[Dataset entries on figures]
---
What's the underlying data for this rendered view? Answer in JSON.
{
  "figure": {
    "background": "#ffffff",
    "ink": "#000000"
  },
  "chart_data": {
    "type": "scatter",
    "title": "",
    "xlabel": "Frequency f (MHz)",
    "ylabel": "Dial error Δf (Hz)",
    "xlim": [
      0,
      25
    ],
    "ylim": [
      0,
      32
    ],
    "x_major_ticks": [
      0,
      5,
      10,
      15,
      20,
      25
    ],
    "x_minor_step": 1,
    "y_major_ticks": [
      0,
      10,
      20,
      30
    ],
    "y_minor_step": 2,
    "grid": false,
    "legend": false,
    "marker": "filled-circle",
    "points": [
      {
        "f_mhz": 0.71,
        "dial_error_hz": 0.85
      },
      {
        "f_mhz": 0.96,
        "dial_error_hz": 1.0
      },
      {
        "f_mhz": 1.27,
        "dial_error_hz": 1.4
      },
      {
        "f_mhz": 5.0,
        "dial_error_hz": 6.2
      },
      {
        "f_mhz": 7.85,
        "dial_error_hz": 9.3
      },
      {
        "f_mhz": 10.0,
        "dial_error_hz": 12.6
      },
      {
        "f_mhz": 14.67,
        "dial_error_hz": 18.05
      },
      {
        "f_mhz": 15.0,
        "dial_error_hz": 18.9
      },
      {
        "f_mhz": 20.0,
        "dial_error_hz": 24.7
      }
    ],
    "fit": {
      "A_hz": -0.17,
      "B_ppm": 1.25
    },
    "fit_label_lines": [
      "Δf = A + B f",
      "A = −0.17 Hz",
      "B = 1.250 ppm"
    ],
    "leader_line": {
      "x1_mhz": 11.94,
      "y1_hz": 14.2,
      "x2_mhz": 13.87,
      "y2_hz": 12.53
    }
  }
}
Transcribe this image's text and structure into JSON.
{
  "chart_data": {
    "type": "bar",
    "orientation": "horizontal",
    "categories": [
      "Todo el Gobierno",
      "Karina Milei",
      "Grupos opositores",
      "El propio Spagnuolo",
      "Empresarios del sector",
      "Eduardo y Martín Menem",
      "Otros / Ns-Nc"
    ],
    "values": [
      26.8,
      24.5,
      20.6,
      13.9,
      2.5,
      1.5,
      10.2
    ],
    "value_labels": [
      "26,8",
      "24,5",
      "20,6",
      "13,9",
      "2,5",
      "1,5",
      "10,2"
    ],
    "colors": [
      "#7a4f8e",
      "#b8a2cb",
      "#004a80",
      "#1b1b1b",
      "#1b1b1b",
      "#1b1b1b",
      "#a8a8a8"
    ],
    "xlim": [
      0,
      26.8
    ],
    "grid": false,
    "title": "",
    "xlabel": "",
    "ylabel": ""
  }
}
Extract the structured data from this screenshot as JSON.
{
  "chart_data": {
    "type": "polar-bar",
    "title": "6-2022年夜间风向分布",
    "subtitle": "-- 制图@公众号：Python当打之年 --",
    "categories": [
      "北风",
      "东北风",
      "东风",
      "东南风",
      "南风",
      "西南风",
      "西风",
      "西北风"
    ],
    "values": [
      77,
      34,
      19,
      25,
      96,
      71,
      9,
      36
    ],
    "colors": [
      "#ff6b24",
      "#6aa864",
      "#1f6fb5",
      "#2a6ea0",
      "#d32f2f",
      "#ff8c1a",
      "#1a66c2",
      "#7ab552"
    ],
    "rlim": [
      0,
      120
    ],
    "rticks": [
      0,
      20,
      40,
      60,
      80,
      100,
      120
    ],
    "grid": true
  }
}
---
> [EXERCISE GOAL]: Using the records above, please retype only the run of lines from the line holding "Extract the structured" through the last line, both ends included.

> [REPLY TO THE TASK]:
Extract the structured data from this screenshot as JSON.
{
  "chart_data": {
    "type": "polar-bar",
    "title": "6-2022年夜间风向分布",
    "subtitle": "-- 制图@公众号：Python当打之年 --",
    "categories": [
      "北风",
      "东北风",
      "东风",
      "东南风",
      "南风",
      "西南风",
      "西风",
      "西北风"
    ],
    "values": [
      77,
      34,
      19,
      25,
      96,
      71,
      9,
      36
    ],
    "colors": [
      "#ff6b24",
      "#6aa864",
      "#1f6fb5",
      "#2a6ea0",
      "#d32f2f",
      "#ff8c1a",
      "#1a66c2",
      "#7ab552"
    ],
    "rlim": [
      0,
      120
    ],
    "rticks": [
      0,
      20,
      40,
      60,
      80,
      100,
      120
    ],
    "grid": true
  }
}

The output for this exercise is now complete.